Requirement.
Your task is to repeat all of the data exactly while excluding the pictures.

Records supplied.

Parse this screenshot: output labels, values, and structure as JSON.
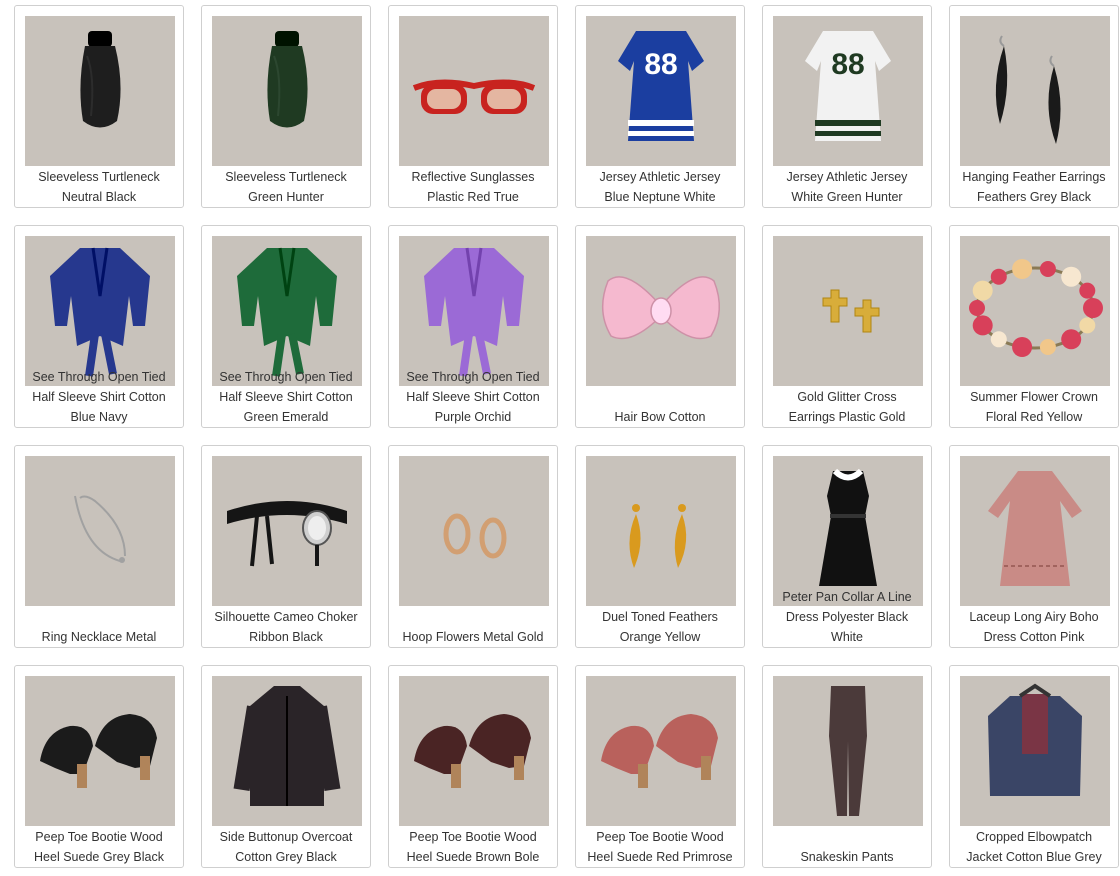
{
  "catalog": {
    "items": [
      {
        "lines": [
          "Sleeveless Turtleneck",
          "Neutral Black"
        ],
        "icon": "turtleneck-icon",
        "color": "#1e1e1e"
      },
      {
        "lines": [
          "Sleeveless Turtleneck",
          "Green Hunter"
        ],
        "icon": "turtleneck-icon",
        "color": "#1f3a22"
      },
      {
        "lines": [
          "Reflective Sunglasses",
          "Plastic Red True"
        ],
        "icon": "sunglasses-icon",
        "color": "#c8231f"
      },
      {
        "lines": [
          "Jersey Athletic Jersey",
          "Blue Neptune White"
        ],
        "icon": "jersey-dress-icon",
        "color": "#1b3ea0"
      },
      {
        "lines": [
          "Jersey Athletic Jersey",
          "White Green Hunter"
        ],
        "icon": "jersey-dress-icon",
        "color": "#f2f2f2"
      },
      {
        "lines": [
          "Hanging Feather Earrings",
          "Feathers Grey Black"
        ],
        "icon": "feather-earrings-icon",
        "color": "#1a1a1a"
      },
      {
        "lines": [
          "See Through Open Tied",
          "Half Sleeve Shirt Cotton",
          "Blue Navy"
        ],
        "icon": "tied-shirt-icon",
        "color": "#26388e"
      },
      {
        "lines": [
          "See Through Open Tied",
          "Half Sleeve Shirt Cotton",
          "Green Emerald"
        ],
        "icon": "tied-shirt-icon",
        "color": "#1e6b3a"
      },
      {
        "lines": [
          "See Through Open Tied",
          "Half Sleeve Shirt Cotton",
          "Purple Orchid"
        ],
        "icon": "tied-shirt-icon",
        "color": "#9b6ad6"
      },
      {
        "lines": [
          "Hair Bow Cotton"
        ],
        "icon": "hair-bow-icon",
        "color": "#f5b9cf"
      },
      {
        "lines": [
          "Gold Glitter Cross",
          "Earrings Plastic Gold"
        ],
        "icon": "cross-earrings-icon",
        "color": "#d8ad3a"
      },
      {
        "lines": [
          "Summer Flower Crown",
          "Floral Red Yellow"
        ],
        "icon": "flower-crown-icon",
        "color": "#d8405a"
      },
      {
        "lines": [
          "Ring Necklace Metal"
        ],
        "icon": "necklace-icon",
        "color": "#c9c9c9"
      },
      {
        "lines": [
          "Silhouette Cameo Choker",
          "Ribbon Black"
        ],
        "icon": "choker-icon",
        "color": "#151515"
      },
      {
        "lines": [
          "Hoop Flowers Metal Gold"
        ],
        "icon": "hoop-earrings-icon",
        "color": "#d29f72"
      },
      {
        "lines": [
          "Duel Toned Feathers",
          "Orange Yellow"
        ],
        "icon": "drop-earrings-icon",
        "color": "#d99a1e"
      },
      {
        "lines": [
          "Peter Pan Collar A Line",
          "Dress Polyester Black",
          "White"
        ],
        "icon": "dress-icon",
        "color": "#111111"
      },
      {
        "lines": [
          "Laceup Long Airy Boho",
          "Dress Cotton Pink"
        ],
        "icon": "boho-dress-icon",
        "color": "#c98b86"
      },
      {
        "lines": [
          "Peep Toe Bootie Wood",
          "Heel Suede Grey Black"
        ],
        "icon": "bootie-icon",
        "color": "#1b1b1b"
      },
      {
        "lines": [
          "Side Buttonup Overcoat",
          "Cotton Grey Black"
        ],
        "icon": "overcoat-icon",
        "color": "#2a2428"
      },
      {
        "lines": [
          "Peep Toe Bootie Wood",
          "Heel Suede Brown Bole"
        ],
        "icon": "bootie-icon",
        "color": "#4a2424"
      },
      {
        "lines": [
          "Peep Toe Bootie Wood",
          "Heel Suede Red Primrose"
        ],
        "icon": "bootie-icon",
        "color": "#b9615c"
      },
      {
        "lines": [
          "Snakeskin Pants"
        ],
        "icon": "pants-icon",
        "color": "#4b3a3a"
      },
      {
        "lines": [
          "Cropped Elbowpatch",
          "Jacket Cotton Blue Grey"
        ],
        "icon": "jacket-icon",
        "color": "#3a4566"
      }
    ]
  }
}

Written reply.
Parse this screenshot: output labels, values, and structure as JSON.
{
  "catalog": {
    "items": [
      {
        "lines": [
          "Sleeveless Turtleneck",
          "Neutral Black"
        ],
        "icon": "turtleneck-icon",
        "color": "#1e1e1e"
      },
      {
        "lines": [
          "Sleeveless Turtleneck",
          "Green Hunter"
        ],
        "icon": "turtleneck-icon",
        "color": "#1f3a22"
      },
      {
        "lines": [
          "Reflective Sunglasses",
          "Plastic Red True"
        ],
        "icon": "sunglasses-icon",
        "color": "#c8231f"
      },
      {
        "lines": [
          "Jersey Athletic Jersey",
          "Blue Neptune White"
        ],
        "icon": "jersey-dress-icon",
        "color": "#1b3ea0"
      },
      {
        "lines": [
          "Jersey Athletic Jersey",
          "White Green Hunter"
        ],
        "icon": "jersey-dress-icon",
        "color": "#f2f2f2"
      },
      {
        "lines": [
          "Hanging Feather Earrings",
          "Feathers Grey Black"
        ],
        "icon": "feather-earrings-icon",
        "color": "#1a1a1a"
      },
      {
        "lines": [
          "See Through Open Tied",
          "Half Sleeve Shirt Cotton",
          "Blue Navy"
        ],
        "icon": "tied-shirt-icon",
        "color": "#26388e"
      },
      {
        "lines": [
          "See Through Open Tied",
          "Half Sleeve Shirt Cotton",
          "Green Emerald"
        ],
        "icon": "tied-shirt-icon",
        "color": "#1e6b3a"
      },
      {
        "lines": [
          "See Through Open Tied",
          "Half Sleeve Shirt Cotton",
          "Purple Orchid"
        ],
        "icon": "tied-shirt-icon",
        "color": "#9b6ad6"
      },
      {
        "lines": [
          "Hair Bow Cotton"
        ],
        "icon": "hair-bow-icon",
        "color": "#f5b9cf"
      },
      {
        "lines": [
          "Gold Glitter Cross",
          "Earrings Plastic Gold"
        ],
        "icon": "cross-earrings-icon",
        "color": "#d8ad3a"
      },
      {
        "lines": [
          "Summer Flower Crown",
          "Floral Red Yellow"
        ],
        "icon": "flower-crown-icon",
        "color": "#d8405a"
      },
      {
        "lines": [
          "Ring Necklace Metal"
        ],
        "icon": "necklace-icon",
        "color": "#c9c9c9"
      },
      {
        "lines": [
          "Silhouette Cameo Choker",
          "Ribbon Black"
        ],
        "icon": "choker-icon",
        "color": "#151515"
      },
      {
        "lines": [
          "Hoop Flowers Metal Gold"
        ],
        "icon": "hoop-earrings-icon",
        "color": "#d29f72"
      },
      {
        "lines": [
          "Duel Toned Feathers",
          "Orange Yellow"
        ],
        "icon": "drop-earrings-icon",
        "color": "#d99a1e"
      },
      {
        "lines": [
          "Peter Pan Collar A Line",
          "Dress Polyester Black",
          "White"
        ],
        "icon": "dress-icon",
        "color": "#111111"
      },
      {
        "lines": [
          "Laceup Long Airy Boho",
          "Dress Cotton Pink"
        ],
        "icon": "boho-dress-icon",
        "color": "#c98b86"
      },
      {
        "lines": [
          "Peep Toe Bootie Wood",
          "Heel Suede Grey Black"
        ],
        "icon": "bootie-icon",
        "color": "#1b1b1b"
      },
      {
        "lines": [
          "Side Buttonup Overcoat",
          "Cotton Grey Black"
        ],
        "icon": "overcoat-icon",
        "color": "#2a2428"
      },
      {
        "lines": [
          "Peep Toe Bootie Wood",
          "Heel Suede Brown Bole"
        ],
        "icon": "bootie-icon",
        "color": "#4a2424"
      },
      {
        "lines": [
          "Peep Toe Bootie Wood",
          "Heel Suede Red Primrose"
        ],
        "icon": "bootie-icon",
        "color": "#b9615c"
      },
      {
        "lines": [
          "Snakeskin Pants"
        ],
        "icon": "pants-icon",
        "color": "#4b3a3a"
      },
      {
        "lines": [
          "Cropped Elbowpatch",
          "Jacket Cotton Blue Grey"
        ],
        "icon": "jacket-icon",
        "color": "#3a4566"
      }
    ]
  }
}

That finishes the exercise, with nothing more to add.